- [What you have to do]:
In the data below, copy the stretch from the line containing "trip-time: 今天 12:20 bbox=[120, 466, 287, 504]" through the line containing "home-indicator[interactable] bbox=[378, 2487, 792, 2501]", swapping "heart-icon" for "favorite-icon" and leaving everything else unchanged.

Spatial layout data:
◇ ◇ ◇ ◇ ◇ ◇ ◇
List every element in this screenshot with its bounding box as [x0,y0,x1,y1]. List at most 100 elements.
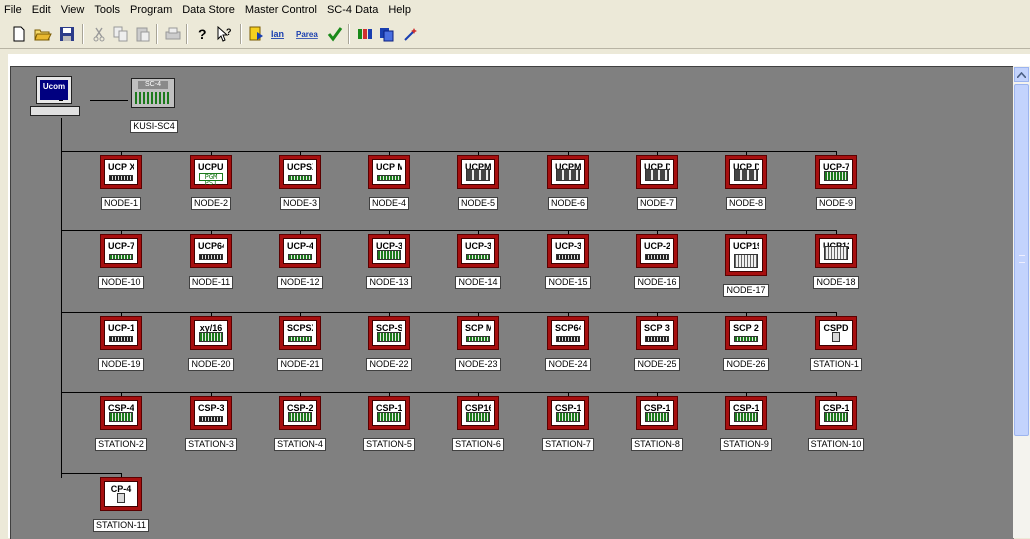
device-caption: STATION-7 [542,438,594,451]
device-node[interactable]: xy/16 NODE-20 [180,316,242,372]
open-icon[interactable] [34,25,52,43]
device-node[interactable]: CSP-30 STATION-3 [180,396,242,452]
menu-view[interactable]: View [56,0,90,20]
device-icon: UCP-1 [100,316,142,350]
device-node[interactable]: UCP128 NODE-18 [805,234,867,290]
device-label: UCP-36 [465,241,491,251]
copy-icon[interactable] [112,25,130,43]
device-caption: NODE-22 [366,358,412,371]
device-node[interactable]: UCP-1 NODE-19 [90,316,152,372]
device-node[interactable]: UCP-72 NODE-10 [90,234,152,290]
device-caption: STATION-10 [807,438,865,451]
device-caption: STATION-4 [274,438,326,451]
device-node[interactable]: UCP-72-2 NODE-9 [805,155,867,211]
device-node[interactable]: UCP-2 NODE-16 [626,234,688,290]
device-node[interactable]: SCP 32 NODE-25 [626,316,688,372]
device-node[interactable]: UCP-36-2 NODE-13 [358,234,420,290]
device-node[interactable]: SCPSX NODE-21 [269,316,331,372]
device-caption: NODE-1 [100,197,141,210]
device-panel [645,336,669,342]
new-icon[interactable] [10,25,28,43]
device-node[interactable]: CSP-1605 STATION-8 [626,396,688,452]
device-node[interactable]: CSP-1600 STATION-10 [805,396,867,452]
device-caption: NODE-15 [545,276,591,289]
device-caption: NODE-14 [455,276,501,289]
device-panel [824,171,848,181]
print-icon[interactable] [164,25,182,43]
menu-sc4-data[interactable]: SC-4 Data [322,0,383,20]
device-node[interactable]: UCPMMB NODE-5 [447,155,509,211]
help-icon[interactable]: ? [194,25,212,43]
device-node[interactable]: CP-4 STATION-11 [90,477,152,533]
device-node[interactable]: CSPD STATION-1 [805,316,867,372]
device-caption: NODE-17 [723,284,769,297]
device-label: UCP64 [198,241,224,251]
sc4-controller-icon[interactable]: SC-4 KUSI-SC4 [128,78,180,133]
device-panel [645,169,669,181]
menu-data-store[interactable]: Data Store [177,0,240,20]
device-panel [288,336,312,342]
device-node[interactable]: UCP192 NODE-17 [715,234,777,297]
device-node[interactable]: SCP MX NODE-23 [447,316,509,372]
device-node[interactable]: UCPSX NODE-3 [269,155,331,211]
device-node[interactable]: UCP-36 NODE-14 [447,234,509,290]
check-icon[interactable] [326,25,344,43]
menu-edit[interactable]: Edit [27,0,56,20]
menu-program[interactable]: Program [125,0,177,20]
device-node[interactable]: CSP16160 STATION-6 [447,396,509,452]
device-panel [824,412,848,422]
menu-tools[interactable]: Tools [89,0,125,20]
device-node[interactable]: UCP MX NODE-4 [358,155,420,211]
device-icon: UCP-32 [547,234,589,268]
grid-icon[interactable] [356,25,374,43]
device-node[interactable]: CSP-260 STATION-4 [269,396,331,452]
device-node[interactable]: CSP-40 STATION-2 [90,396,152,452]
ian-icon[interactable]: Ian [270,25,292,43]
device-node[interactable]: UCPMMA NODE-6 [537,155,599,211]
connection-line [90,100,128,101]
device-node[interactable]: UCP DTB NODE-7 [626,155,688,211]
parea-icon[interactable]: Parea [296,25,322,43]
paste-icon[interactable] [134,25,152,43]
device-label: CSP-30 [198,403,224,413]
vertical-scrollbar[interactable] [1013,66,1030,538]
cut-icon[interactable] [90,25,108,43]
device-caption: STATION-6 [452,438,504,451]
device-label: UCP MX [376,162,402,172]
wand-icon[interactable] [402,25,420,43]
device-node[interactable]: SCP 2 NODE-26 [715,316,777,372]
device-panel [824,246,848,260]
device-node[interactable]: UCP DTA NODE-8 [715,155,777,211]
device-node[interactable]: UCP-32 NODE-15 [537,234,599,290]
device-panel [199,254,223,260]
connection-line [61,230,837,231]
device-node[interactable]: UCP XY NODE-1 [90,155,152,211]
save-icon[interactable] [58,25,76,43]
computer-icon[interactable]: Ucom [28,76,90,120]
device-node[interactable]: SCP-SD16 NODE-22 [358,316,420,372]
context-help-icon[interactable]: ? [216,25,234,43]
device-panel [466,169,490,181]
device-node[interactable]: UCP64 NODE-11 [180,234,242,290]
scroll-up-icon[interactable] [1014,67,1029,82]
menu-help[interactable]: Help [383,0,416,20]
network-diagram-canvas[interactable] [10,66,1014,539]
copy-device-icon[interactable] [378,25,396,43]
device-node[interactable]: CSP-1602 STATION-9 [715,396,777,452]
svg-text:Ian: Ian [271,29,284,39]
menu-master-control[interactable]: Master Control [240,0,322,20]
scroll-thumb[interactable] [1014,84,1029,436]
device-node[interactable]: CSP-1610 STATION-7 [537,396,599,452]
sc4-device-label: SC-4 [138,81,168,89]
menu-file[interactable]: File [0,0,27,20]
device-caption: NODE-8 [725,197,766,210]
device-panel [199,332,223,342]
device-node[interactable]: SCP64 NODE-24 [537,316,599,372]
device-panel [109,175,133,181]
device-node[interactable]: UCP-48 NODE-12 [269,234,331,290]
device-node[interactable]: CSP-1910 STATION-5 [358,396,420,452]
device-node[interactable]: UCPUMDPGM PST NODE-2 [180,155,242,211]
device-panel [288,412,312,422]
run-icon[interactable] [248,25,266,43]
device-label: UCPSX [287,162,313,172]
◇ ◇ ◇ ◇ ◇ ◇ ◇
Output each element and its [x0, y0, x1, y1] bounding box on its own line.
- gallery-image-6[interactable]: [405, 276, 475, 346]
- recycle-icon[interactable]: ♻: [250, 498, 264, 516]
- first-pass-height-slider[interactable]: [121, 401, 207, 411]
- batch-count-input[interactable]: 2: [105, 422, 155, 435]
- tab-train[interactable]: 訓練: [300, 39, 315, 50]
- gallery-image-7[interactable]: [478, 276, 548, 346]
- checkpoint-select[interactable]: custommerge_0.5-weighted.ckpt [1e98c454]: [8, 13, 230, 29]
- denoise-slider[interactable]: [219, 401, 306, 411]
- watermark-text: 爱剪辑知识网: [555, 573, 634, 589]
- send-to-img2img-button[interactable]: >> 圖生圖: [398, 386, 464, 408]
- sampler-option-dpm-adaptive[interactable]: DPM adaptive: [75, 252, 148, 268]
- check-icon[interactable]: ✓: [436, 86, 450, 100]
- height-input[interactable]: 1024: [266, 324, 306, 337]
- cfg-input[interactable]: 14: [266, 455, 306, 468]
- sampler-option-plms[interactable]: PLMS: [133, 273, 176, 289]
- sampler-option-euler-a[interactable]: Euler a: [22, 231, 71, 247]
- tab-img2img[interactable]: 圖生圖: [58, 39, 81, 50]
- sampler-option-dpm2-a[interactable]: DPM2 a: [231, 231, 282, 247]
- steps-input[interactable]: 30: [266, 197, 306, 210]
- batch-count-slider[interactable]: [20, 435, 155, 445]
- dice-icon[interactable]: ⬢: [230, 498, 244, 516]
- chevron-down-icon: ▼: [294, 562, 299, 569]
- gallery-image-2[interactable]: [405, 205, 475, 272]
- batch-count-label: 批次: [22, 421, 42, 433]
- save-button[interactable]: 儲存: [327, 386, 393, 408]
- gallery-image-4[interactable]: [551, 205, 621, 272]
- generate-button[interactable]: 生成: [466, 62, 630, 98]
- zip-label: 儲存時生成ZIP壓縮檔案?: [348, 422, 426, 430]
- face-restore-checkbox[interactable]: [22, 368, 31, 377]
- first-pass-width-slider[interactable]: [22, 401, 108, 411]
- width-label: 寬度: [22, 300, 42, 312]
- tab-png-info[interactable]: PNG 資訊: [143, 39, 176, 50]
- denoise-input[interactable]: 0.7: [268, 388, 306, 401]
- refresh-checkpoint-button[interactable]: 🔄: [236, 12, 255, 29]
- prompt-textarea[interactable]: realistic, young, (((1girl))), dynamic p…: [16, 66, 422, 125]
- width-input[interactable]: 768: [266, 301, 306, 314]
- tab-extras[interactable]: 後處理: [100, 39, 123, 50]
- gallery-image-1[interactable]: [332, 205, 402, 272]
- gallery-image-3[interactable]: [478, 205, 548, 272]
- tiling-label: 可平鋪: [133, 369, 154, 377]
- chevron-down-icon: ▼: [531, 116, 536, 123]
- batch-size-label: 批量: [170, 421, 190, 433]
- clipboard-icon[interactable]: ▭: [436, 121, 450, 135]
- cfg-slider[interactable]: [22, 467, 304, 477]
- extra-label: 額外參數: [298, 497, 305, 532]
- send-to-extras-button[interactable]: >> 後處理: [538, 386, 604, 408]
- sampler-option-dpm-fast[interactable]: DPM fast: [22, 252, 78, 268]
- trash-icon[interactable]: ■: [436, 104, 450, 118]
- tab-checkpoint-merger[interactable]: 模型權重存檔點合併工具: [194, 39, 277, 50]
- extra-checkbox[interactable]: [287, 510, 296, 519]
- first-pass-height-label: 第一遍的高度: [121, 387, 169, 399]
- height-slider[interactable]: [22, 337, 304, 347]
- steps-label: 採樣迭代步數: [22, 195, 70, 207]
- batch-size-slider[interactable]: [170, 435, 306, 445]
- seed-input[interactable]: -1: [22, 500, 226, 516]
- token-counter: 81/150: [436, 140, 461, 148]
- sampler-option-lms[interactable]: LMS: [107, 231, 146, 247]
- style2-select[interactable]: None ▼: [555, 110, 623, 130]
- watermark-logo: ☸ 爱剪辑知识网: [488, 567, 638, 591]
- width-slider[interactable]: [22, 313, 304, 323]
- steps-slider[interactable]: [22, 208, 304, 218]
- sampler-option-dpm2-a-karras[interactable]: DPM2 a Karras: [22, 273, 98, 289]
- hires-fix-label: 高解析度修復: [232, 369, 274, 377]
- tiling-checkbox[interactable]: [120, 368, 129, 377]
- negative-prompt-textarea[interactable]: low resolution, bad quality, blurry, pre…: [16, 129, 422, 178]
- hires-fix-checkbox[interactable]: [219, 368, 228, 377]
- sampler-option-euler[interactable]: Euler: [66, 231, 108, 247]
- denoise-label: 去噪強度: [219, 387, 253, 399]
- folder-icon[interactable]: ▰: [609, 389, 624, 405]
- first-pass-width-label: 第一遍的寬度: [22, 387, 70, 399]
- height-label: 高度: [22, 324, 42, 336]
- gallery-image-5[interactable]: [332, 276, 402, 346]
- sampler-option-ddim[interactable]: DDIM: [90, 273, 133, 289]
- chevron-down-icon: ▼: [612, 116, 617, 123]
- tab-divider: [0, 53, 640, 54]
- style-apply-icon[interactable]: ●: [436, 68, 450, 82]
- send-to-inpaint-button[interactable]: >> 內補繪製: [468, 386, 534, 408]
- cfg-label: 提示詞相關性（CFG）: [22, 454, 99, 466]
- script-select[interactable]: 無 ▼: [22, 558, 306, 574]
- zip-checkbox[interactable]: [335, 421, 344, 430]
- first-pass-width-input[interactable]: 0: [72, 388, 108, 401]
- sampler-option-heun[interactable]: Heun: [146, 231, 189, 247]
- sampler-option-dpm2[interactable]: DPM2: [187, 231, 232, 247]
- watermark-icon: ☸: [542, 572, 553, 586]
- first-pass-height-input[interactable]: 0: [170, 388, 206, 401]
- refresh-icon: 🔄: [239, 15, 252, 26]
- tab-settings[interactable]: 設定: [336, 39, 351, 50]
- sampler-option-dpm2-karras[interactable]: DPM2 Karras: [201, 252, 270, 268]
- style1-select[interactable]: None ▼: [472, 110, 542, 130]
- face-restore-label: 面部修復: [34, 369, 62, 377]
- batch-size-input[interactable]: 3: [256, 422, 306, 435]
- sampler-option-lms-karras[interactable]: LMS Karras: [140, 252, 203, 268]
◇ ◇ ◇ ◇ ◇ ◇ ◇
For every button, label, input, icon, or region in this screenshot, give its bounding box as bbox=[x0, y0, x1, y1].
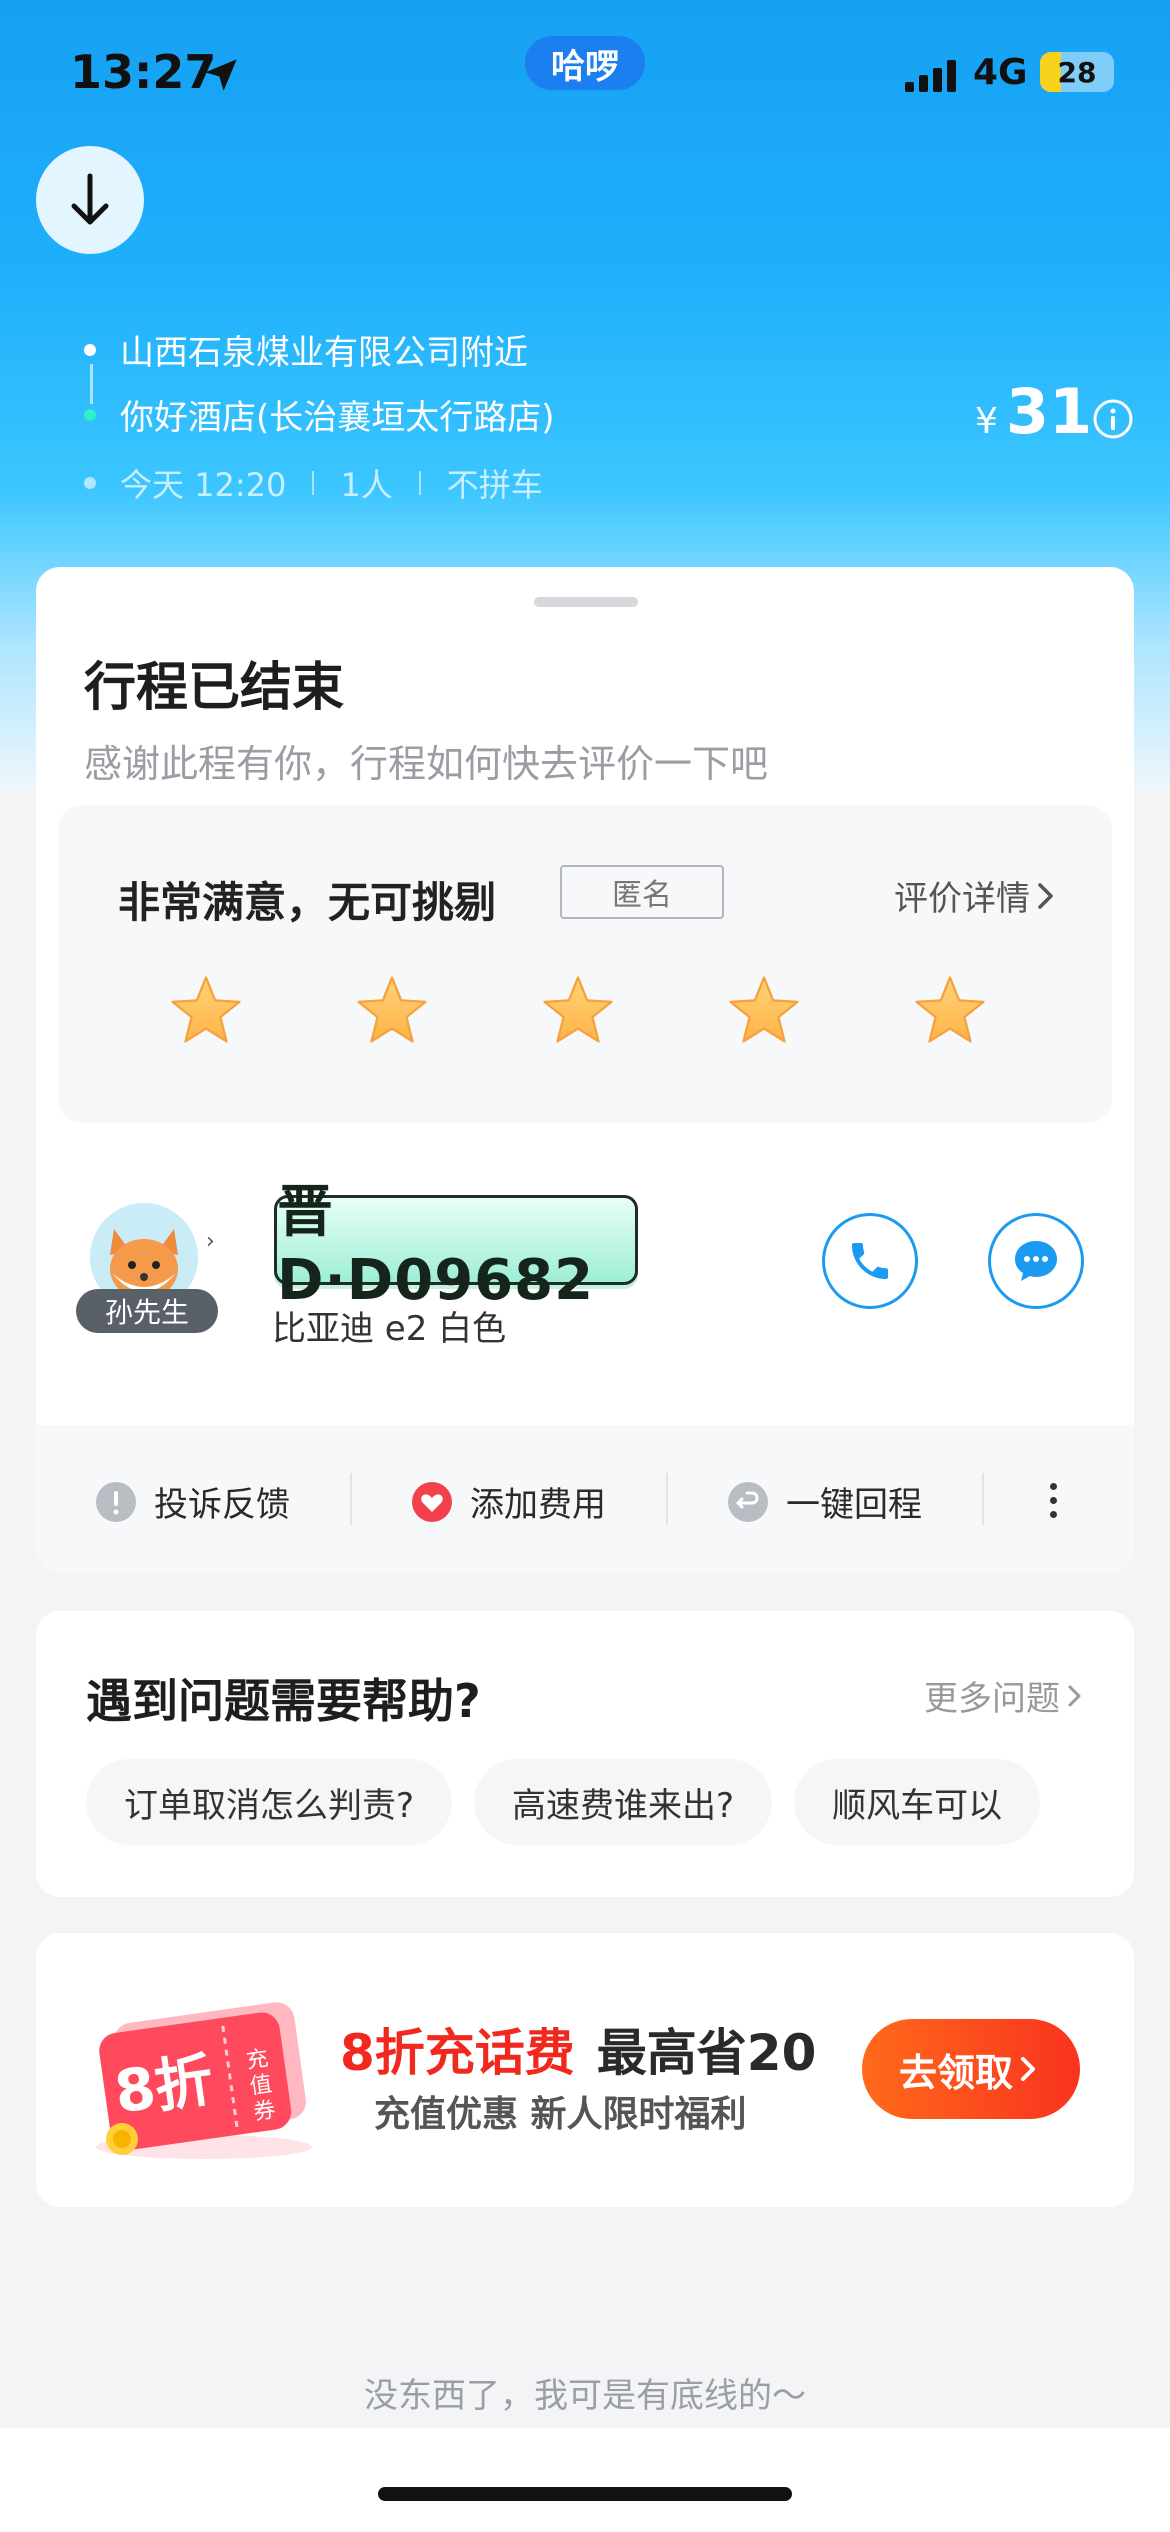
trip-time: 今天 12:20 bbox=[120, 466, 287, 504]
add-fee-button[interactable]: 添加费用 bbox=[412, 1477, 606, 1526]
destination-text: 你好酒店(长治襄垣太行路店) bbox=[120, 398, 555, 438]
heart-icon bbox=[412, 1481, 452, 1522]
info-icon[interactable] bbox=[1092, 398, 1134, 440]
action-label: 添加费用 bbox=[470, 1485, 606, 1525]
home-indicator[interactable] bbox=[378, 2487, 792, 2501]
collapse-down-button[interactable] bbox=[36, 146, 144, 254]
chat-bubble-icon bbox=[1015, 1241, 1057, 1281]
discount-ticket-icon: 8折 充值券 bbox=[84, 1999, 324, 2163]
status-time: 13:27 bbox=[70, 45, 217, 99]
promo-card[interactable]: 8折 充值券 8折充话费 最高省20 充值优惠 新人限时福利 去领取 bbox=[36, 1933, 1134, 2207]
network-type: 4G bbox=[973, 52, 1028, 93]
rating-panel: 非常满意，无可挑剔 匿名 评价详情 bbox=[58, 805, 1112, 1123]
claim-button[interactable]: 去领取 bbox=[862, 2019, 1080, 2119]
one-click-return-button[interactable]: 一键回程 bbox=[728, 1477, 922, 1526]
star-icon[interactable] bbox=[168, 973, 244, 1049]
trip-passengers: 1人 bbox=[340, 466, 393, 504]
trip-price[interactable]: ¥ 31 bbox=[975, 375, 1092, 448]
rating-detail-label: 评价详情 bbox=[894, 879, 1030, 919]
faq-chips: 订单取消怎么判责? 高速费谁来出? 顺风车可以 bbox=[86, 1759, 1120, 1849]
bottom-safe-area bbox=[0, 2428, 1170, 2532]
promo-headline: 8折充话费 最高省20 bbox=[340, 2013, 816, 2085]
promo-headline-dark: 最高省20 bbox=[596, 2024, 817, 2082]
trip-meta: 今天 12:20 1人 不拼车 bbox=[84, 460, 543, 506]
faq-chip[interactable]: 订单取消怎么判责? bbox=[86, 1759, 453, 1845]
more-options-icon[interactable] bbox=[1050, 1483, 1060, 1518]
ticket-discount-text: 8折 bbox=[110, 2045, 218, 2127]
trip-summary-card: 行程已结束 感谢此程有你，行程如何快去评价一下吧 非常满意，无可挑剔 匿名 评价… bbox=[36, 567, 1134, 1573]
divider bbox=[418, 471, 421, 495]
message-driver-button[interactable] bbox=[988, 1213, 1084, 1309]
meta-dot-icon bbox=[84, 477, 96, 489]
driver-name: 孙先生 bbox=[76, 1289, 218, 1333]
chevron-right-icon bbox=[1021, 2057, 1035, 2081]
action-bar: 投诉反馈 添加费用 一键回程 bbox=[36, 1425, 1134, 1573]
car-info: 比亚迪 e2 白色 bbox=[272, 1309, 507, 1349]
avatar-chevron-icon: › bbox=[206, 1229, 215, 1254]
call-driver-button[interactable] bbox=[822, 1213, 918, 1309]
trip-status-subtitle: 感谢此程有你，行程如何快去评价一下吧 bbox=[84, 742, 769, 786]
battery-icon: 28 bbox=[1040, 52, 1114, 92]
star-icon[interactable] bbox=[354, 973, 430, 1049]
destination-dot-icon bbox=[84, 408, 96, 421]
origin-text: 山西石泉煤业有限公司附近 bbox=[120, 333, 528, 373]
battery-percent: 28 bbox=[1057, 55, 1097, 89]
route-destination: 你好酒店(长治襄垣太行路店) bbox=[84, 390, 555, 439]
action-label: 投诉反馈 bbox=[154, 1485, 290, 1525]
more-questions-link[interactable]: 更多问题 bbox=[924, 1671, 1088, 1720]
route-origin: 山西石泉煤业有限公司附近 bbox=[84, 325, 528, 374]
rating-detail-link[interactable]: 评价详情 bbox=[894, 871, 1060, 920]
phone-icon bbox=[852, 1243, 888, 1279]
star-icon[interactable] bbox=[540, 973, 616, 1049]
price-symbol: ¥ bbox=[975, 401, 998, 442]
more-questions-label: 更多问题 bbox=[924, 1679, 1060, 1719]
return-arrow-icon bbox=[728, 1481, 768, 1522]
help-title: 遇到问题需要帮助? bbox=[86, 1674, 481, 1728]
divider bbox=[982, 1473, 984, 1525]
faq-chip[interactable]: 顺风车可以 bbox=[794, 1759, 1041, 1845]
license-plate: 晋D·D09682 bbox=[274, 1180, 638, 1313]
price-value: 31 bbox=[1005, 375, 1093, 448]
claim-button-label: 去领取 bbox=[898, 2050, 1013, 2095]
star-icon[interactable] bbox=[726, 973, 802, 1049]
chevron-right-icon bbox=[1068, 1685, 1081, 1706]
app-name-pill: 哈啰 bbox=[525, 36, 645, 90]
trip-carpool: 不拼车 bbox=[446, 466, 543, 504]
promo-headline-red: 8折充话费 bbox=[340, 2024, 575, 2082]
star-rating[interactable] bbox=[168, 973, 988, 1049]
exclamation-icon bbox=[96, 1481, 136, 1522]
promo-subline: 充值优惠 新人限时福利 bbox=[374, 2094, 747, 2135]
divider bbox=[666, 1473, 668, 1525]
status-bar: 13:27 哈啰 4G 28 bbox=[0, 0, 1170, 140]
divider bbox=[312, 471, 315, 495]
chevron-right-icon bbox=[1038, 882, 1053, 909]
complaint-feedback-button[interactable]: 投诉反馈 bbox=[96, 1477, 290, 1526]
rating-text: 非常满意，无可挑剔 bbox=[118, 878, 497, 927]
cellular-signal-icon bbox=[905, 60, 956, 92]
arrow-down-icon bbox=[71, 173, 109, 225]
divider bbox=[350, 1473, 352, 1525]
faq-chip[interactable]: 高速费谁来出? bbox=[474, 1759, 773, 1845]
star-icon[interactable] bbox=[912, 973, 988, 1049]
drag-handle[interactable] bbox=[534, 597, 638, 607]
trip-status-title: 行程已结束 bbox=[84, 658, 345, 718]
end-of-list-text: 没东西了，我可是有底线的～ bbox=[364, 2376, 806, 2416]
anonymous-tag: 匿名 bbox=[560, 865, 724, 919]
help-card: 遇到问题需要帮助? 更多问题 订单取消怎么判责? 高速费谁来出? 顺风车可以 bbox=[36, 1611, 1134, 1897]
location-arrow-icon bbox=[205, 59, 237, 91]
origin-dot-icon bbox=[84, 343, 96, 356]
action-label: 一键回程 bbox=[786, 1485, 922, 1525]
◇ ◇ ◇ ◇ ◇ ◇ ◇
- [Finished exercise]:
trip-time: 今天 12:20 bbox=[120, 466, 287, 504]
add-fee-button[interactable]: 添加费用 bbox=[412, 1477, 606, 1526]
destination-text: 你好酒店(长治襄垣太行路店) bbox=[120, 398, 555, 438]
favorite-icon bbox=[412, 1481, 452, 1522]
info-icon[interactable] bbox=[1092, 398, 1134, 440]
action-label: 添加费用 bbox=[470, 1485, 606, 1525]
home-indicator[interactable] bbox=[378, 2487, 792, 2501]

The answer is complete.